◆ **Task to carry out**
Gather from the listing below each line that includes the word "States", and copy it.
___ Dataset extract
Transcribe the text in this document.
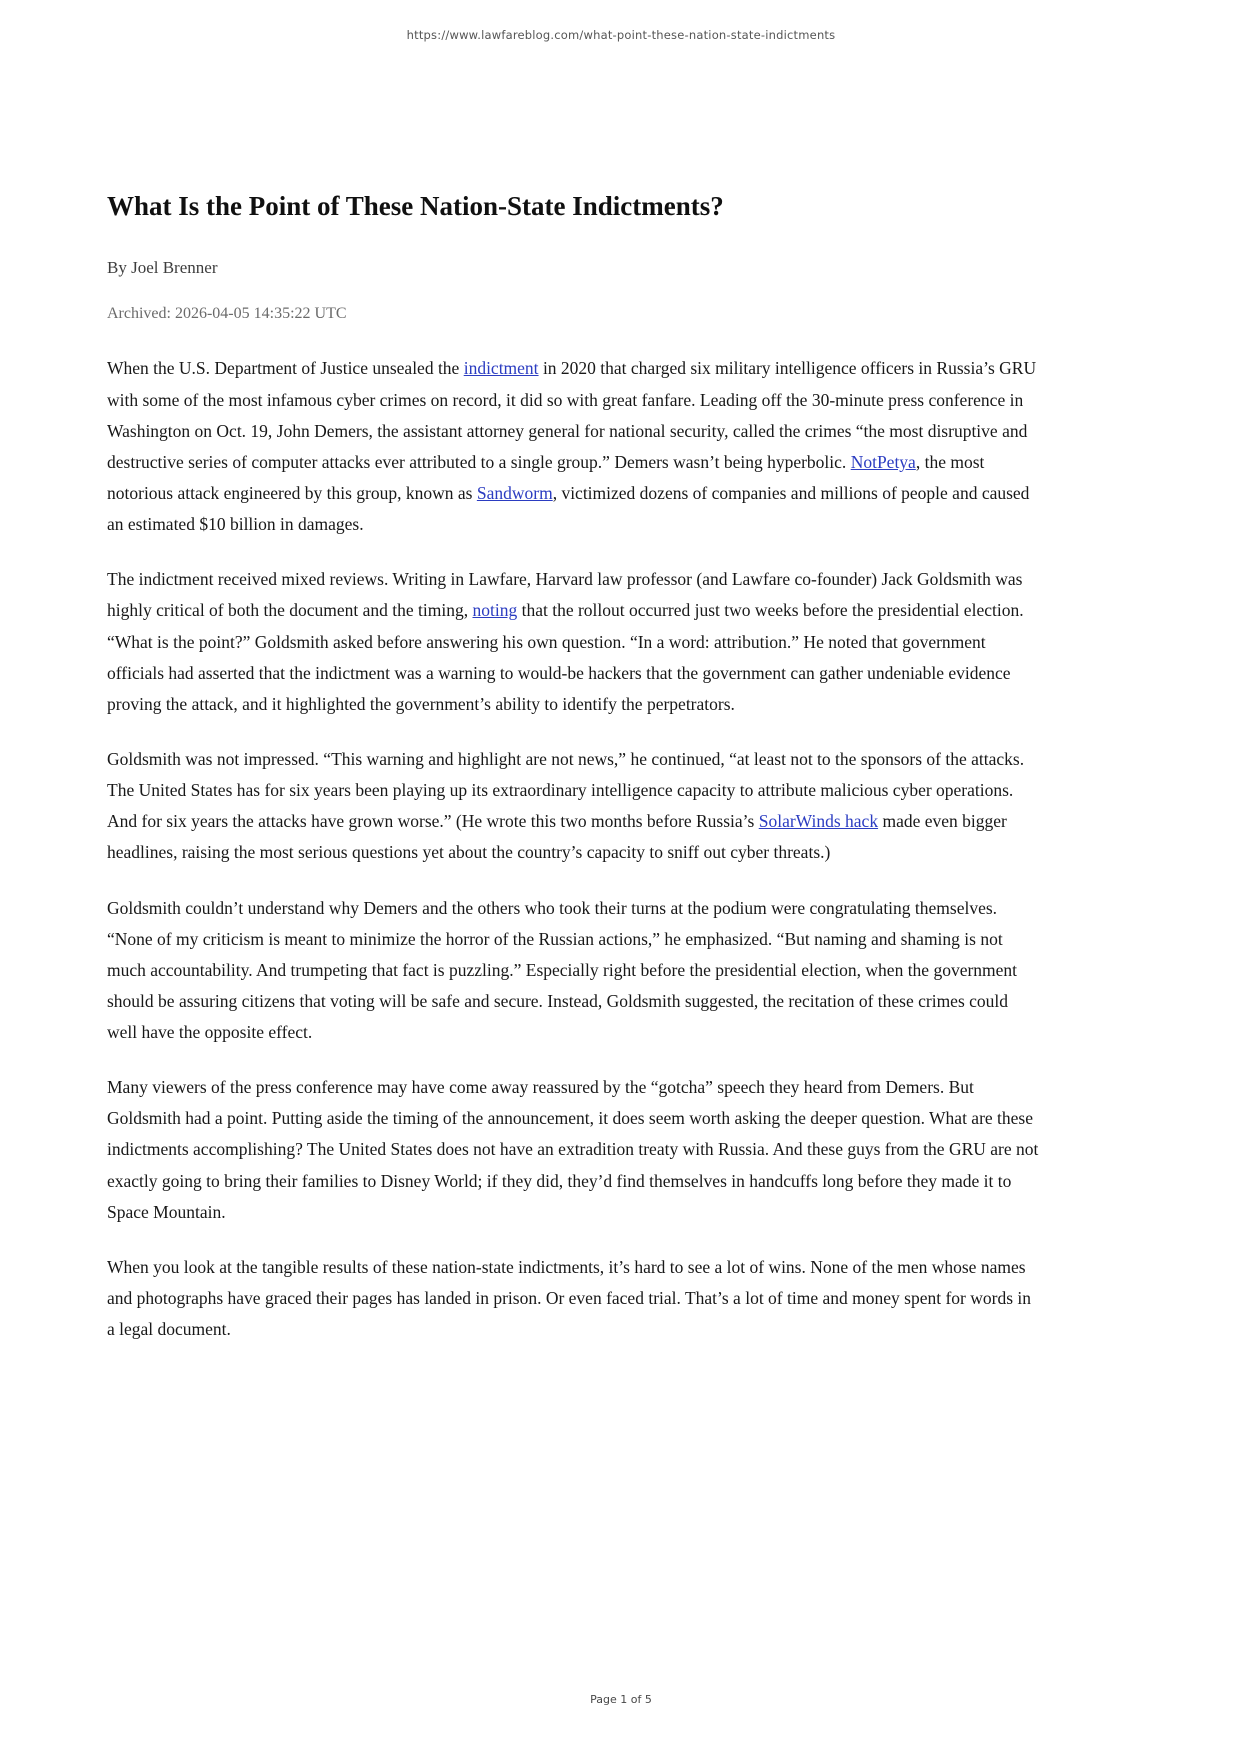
https://www.lawfareblog.com/what-point-these-nation-state-indictments
What Is the Point of These Nation-State Indictments?
By Joel Brenner
Archived: 2026-04-05 14:35:22 UTC

When the U.S. Department of Justice unsealed the indictment in 2020 that charged six military intelligence officers in Russia’s GRU with some of the most infamous cyber crimes on record, it did so with great fanfare. Leading off the 30-minute press conference in Washington on Oct. 19, John Demers, the assistant attorney general for national security, called the crimes “the most disruptive and destructive series of computer attacks ever attributed to a single group.” Demers wasn’t being hyperbolic. NotPetya, the most notorious attack engineered by this group, known as Sandworm, victimized dozens of companies and millions of people and caused an estimated $10 billion in damages.

The indictment received mixed reviews. Writing in Lawfare, Harvard law professor (and Lawfare co-founder) Jack Goldsmith was highly critical of both the document and the timing, noting that the rollout occurred just two weeks before the presidential election. “What is the point?” Goldsmith asked before answering his own question. “In a word: attribution.” He noted that government officials had asserted that the indictment was a warning to would-be hackers that the government can gather undeniable evidence proving the attack, and it highlighted the government’s ability to identify the perpetrators.

Goldsmith was not impressed. “This warning and highlight are not news,” he continued, “at least not to the sponsors of the attacks. The United States has for six years been playing up its extraordinary intelligence capacity to attribute malicious cyber operations. And for six years the attacks have grown worse.” (He wrote this two months before Russia’s SolarWinds hack made even bigger headlines, raising the most serious questions yet about the country’s capacity to sniff out cyber threats.)

Goldsmith couldn’t understand why Demers and the others who took their turns at the podium were congratulating themselves. “None of my criticism is meant to minimize the horror of the Russian actions,” he emphasized. “But naming and shaming is not much accountability. And trumpeting that fact is puzzling.” Especially right before the presidential election, when the government should be assuring citizens that voting will be safe and secure. Instead, Goldsmith suggested, the recitation of these crimes could well have the opposite effect.

Many viewers of the press conference may have come away reassured by the “gotcha” speech they heard from Demers. But Goldsmith had a point. Putting aside the timing of the announcement, it does seem worth asking the deeper question. What are these indictments accomplishing? The United States does not have an extradition treaty with Russia. And these guys from the GRU are not exactly going to bring their families to Disney World; if they did, they’d find themselves in handcuffs long before they made it to Space Mountain.

When you look at the tangible results of these nation-state indictments, it’s hard to see a lot of wins. None of the men whose names and photographs have graced their pages has landed in prison. Or even faced trial. That’s a lot of time and money spent for words in a legal document.

Page 1 of 5
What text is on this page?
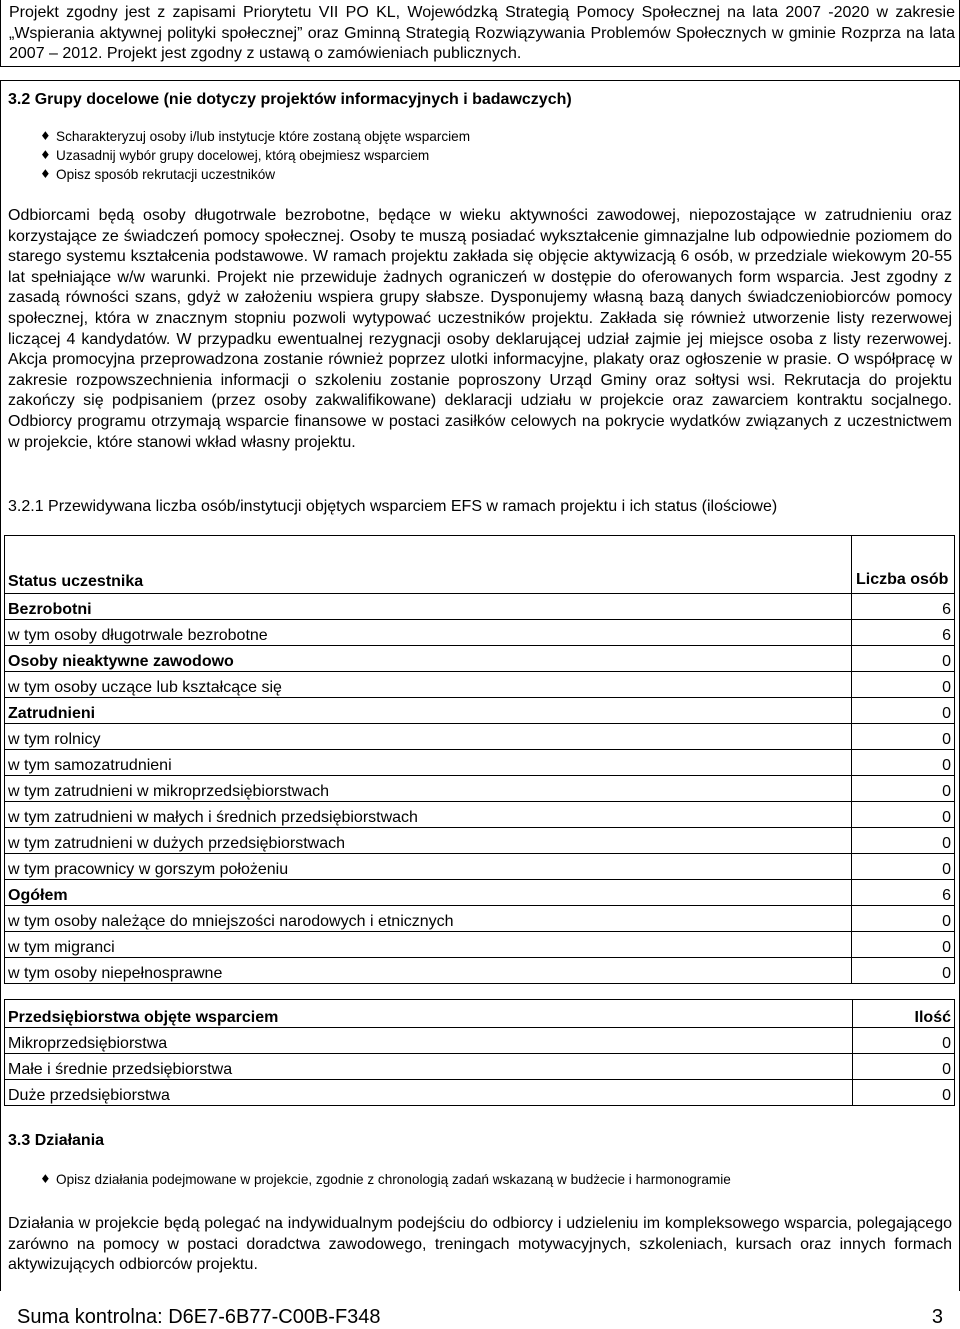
Projekt zgodny jest z zapisami Priorytetu VII PO KL, Wojewódzką Strategią Pomocy Społecznej na lata 2007 -2020 w zakresie „Wspierania aktywnej polityki społecznej” oraz Gminną Strategią Rozwiązywania Problemów Społecznych w gminie Rozprza na lata 2007 – 2012. Projekt jest zgodny z ustawą o zamówieniach publicznych.
3.2 Grupy docelowe (nie dotyczy projektów informacyjnych i badawczych)
♦ Scharakteryzuj osoby i/lub instytucje które zostaną objęte wsparciem
♦ Uzasadnij wybór grupy docelowej, którą obejmiesz wsparciem
♦ Opisz sposób rekrutacji uczestników

Odbiorcami będą osoby długotrwale bezrobotne, będące w wieku aktywności zawodowej, niepozostające w zatrudnieniu oraz korzystające ze świadczeń pomocy społecznej. Osoby te muszą posiadać wykształcenie gimnazjalne lub odpowiednie poziomem do starego systemu kształcenia podstawowe. W ramach projektu zakłada się objęcie aktywizacją 6 osób, w przedziale wiekowym 20-55 lat spełniające w/w warunki. Projekt nie przewiduje żadnych ograniczeń w dostępie do oferowanych form wsparcia. Jest zgodny z zasadą równości szans, gdyż w założeniu wspiera grupy słabsze. Dysponujemy własną bazą danych świadczeniobiorców pomocy społecznej, która w znacznym stopniu pozwoli wytypować uczestników projektu. Zakłada się również utworzenie listy rezerwowej liczącej 4 kandydatów. W przypadku ewentualnej rezygnacji osoby deklarującej udział zajmie jej miejsce osoba z listy rezerwowej. Akcja promocyjna przeprowadzona zostanie również poprzez ulotki informacyjne, plakaty oraz ogłoszenie w prasie. O współpracę w zakresie rozpowszechnienia informacji o szkoleniu zostanie poproszony Urząd Gminy oraz sołtysi wsi. Rekrutacja do projektu zakończy się podpisaniem (przez osoby zakwalifikowane) deklaracji udziału w projekcie oraz zawarciem kontraktu socjalnego. Odbiorcy programu otrzymają wsparcie finansowe w postaci zasiłków celowych na pokrycie wydatków związanych z uczestnictwem w projekcie, które stanowi wkład własny projektu.

3.2.1 Przewidywana liczba osób/instytucji objętych wsparciem EFS w ramach projektu i ich status (ilościowe)
Status uczestnika	Liczba osób
Bezrobotni	6
w tym osoby długotrwale bezrobotne	6
Osoby nieaktywne zawodowo	0
w tym osoby uczące lub kształcące się	0
Zatrudnieni	0
w tym rolnicy	0
w tym samozatrudnieni	0
w tym zatrudnieni w mikroprzedsiębiorstwach	0
w tym zatrudnieni w małych i średnich przedsiębiorstwach	0
w tym zatrudnieni w dużych przedsiębiorstwach	0
w tym pracownicy w gorszym położeniu	0
Ogółem	6
w tym osoby należące do mniejszości narodowych i etnicznych	0
w tym migranci	0
w tym osoby niepełnosprawne	0
Przedsiębiorstwa objęte wsparciem	Ilość
Mikroprzedsiębiorstwa	0
Małe i średnie przedsiębiorstwa	0
Duże przedsiębiorstwa	0
3.3 Działania
♦ Opisz działania podejmowane w projekcie, zgodnie z chronologią zadań wskazaną w budżecie i harmonogramie

Działania w projekcie będą polegać na indywidualnym podejściu do odbiorcy i udzieleniu im kompleksowego wsparcia, polegającego zarówno na pomocy w postaci doradctwa zawodowego, treningach motywacyjnych, szkoleniach, kursach oraz innych formach aktywizujących odbiorców projektu.

Suma kontrolna: D6E7-6B77-C00B-F348	3
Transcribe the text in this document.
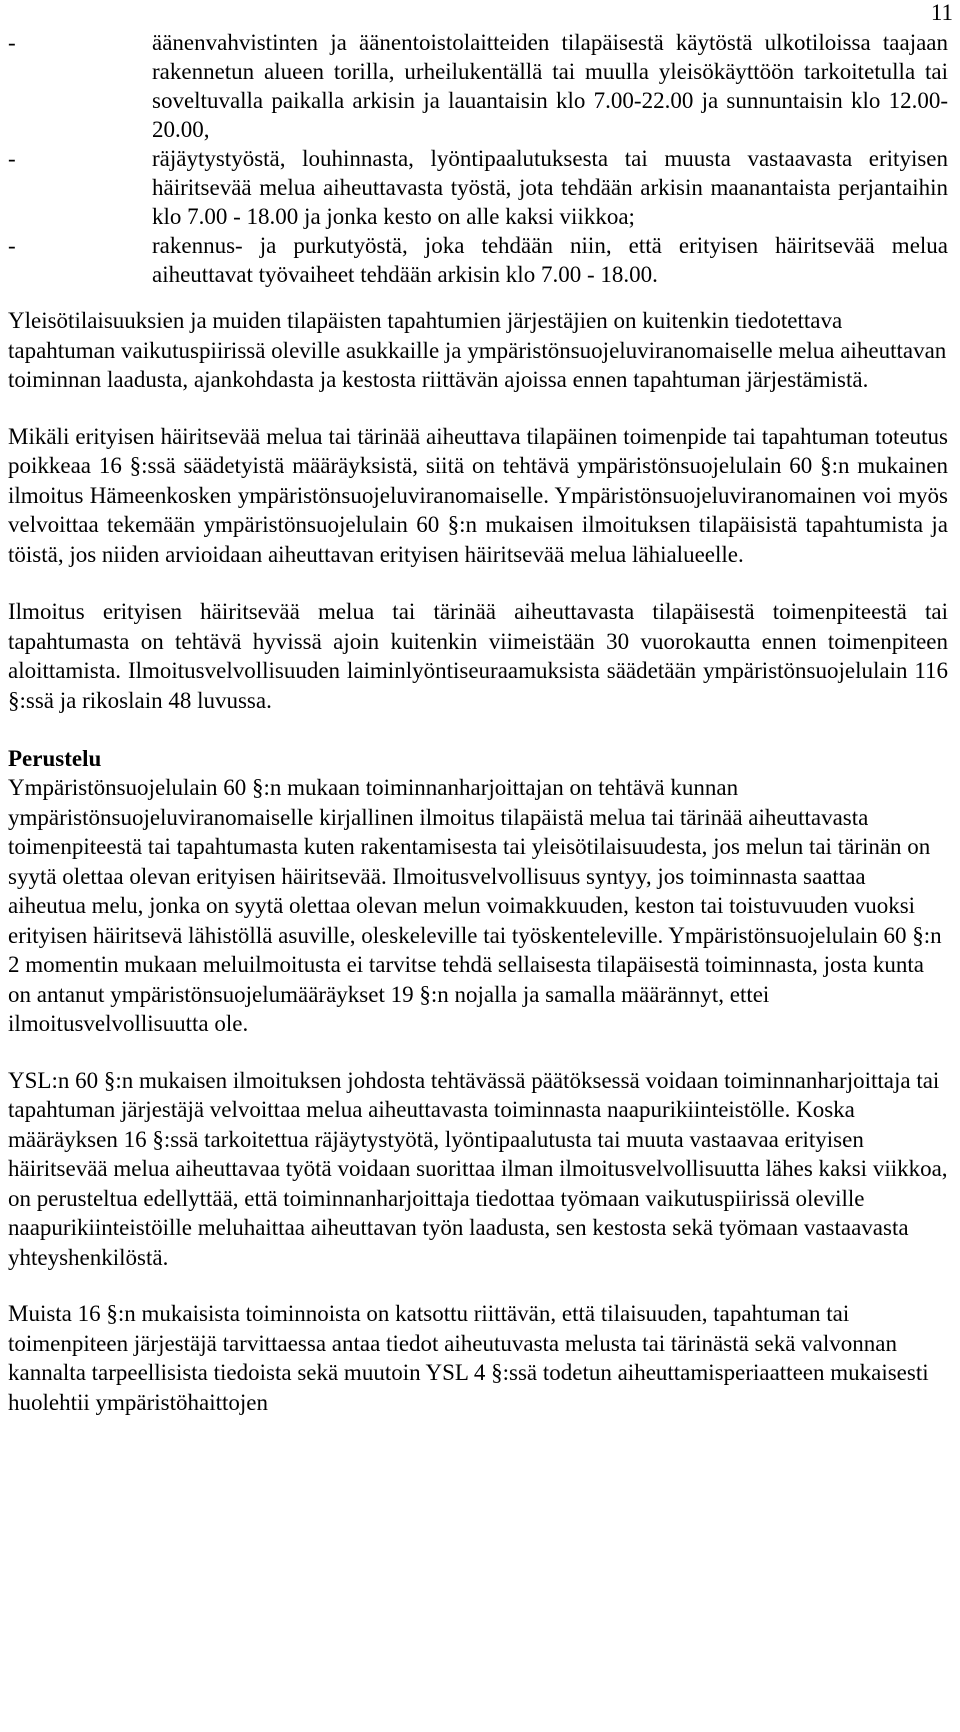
11
-	äänenvahvistinten ja äänentoistolaitteiden tilapäisestä käytöstä ulkotiloissa taajaan rakennetun alueen torilla, urheilukentällä tai muulla yleisökäyttöön tarkoitetulla tai soveltuvalla paikalla arkisin ja lauantaisin klo 7.00-22.00 ja sunnuntaisin klo 12.00-20.00,
-	räjäytystyöstä, louhinnasta, lyöntipaalutuksesta tai muusta vastaavasta erityisen häiritsevää melua aiheuttavasta työstä, jota tehdään arkisin maanantaista perjantaihin klo 7.00 - 18.00 ja jonka kesto on alle kaksi viikkoa;
-	rakennus- ja purkutyöstä, joka tehdään niin, että erityisen häiritsevää melua aiheuttavat työvaiheet tehdään arkisin klo 7.00 - 18.00.

Yleisötilaisuuksien ja muiden tilapäisten tapahtumien järjestäjien on kuitenkin tiedotettava tapahtuman vaikutuspiirissä oleville asukkaille ja ympäristönsuojeluviranomaiselle melua aiheuttavan toiminnan laadusta, ajankohdasta ja kestosta riittävän ajoissa ennen tapahtuman järjestämistä.

Mikäli erityisen häiritsevää melua tai tärinää aiheuttava tilapäinen toimenpide tai tapahtuman toteutus poikkeaa 16 §:ssä säädetyistä määräyksistä, siitä on tehtävä ympäristönsuojelulain 60 §:n mukainen ilmoitus Hämeenkosken ympäristönsuojeluviranomaiselle. Ympäristönsuojeluviranomainen voi myös velvoittaa tekemään ympäristönsuojelulain 60 §:n mukaisen ilmoituksen tilapäisistä tapahtumista ja töistä, jos niiden arvioidaan aiheuttavan erityisen häiritsevää melua lähialueelle.

Ilmoitus erityisen häiritsevää melua tai tärinää aiheuttavasta tilapäisestä toimenpiteestä tai tapahtumasta on tehtävä hyvissä ajoin kuitenkin viimeistään 30 vuorokautta ennen toimenpiteen aloittamista. Ilmoitusvelvollisuuden laiminlyöntiseuraamuksista säädetään ympäristönsuojelulain 116 §:ssä ja rikoslain 48 luvussa.

Perustelu

Ympäristönsuojelulain 60 §:n mukaan toiminnanharjoittajan on tehtävä kunnan ympäristönsuojeluviranomaiselle kirjallinen ilmoitus tilapäistä melua tai tärinää aiheuttavasta toimenpiteestä tai tapahtumasta kuten rakentamisesta tai yleisötilaisuudesta, jos melun tai tärinän on syytä olettaa olevan erityisen häiritsevää. Ilmoitusvelvollisuus syntyy, jos toiminnasta saattaa aiheutua melu, jonka on syytä olettaa olevan melun voimakkuuden, keston tai toistuvuuden vuoksi erityisen häiritsevä lähistöllä asuville, oleskeleville tai työskenteleville. Ympäristönsuojelulain 60 §:n 2 momentin mukaan meluilmoitusta ei tarvitse tehdä sellaisesta tilapäisestä toiminnasta, josta kunta on antanut ympäristönsuojelumääräykset 19 §:n nojalla ja samalla määrännyt, ettei ilmoitusvelvollisuutta ole.

YSL:n 60 §:n mukaisen ilmoituksen johdosta tehtävässä päätöksessä voidaan toiminnanharjoittaja tai tapahtuman järjestäjä velvoittaa melua aiheuttavasta toiminnasta naapurikiinteistölle. Koska määräyksen 16 §:ssä tarkoitettua räjäytystyötä, lyöntipaalutusta tai muuta vastaavaa erityisen häiritsevää melua aiheuttavaa työtä voidaan suorittaa ilman ilmoitusvelvollisuutta lähes kaksi viikkoa, on perusteltua edellyttää, että toiminnanharjoittaja tiedottaa työmaan vaikutuspiirissä oleville naapurikiinteistöille meluhaittaa aiheuttavan työn laadusta, sen kestosta sekä työmaan vastaavasta yhteyshenkilöstä.

Muista 16 §:n mukaisista toiminnoista on katsottu riittävän, että tilaisuuden, tapahtuman tai toimenpiteen järjestäjä tarvittaessa antaa tiedot aiheutuvasta melusta tai tärinästä sekä valvonnan kannalta tarpeellisista tiedoista sekä muutoin YSL 4 §:ssä todetun aiheuttamisperiaatteen mukaisesti huolehtii ympäristöhaittojen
______
◆ **Full response**
Goldsmith was not impressed. “This warning and highlight are not news,” he continued, “at least not to the sponsors of the attacks. The United States has for six years been playing up its extraordinary intelligence capacity to attribute malicious cyber operations. And for six years the attacks have grown worse.” (He wrote this two months before Russia’s SolarWinds hack made even bigger headlines, raising the most serious questions yet about the country’s capacity to sniff out cyber threats.)
Many viewers of the press conference may have come away reassured by the “gotcha” speech they heard from Demers. But Goldsmith had a point. Putting aside the timing of the announcement, it does seem worth asking the deeper question. What are these indictments accomplishing? The United States does not have an extradition treaty with Russia. And these guys from the GRU are not exactly going to bring their families to Disney World; if they did, they’d find themselves in handcuffs long before they made it to Space Mountain.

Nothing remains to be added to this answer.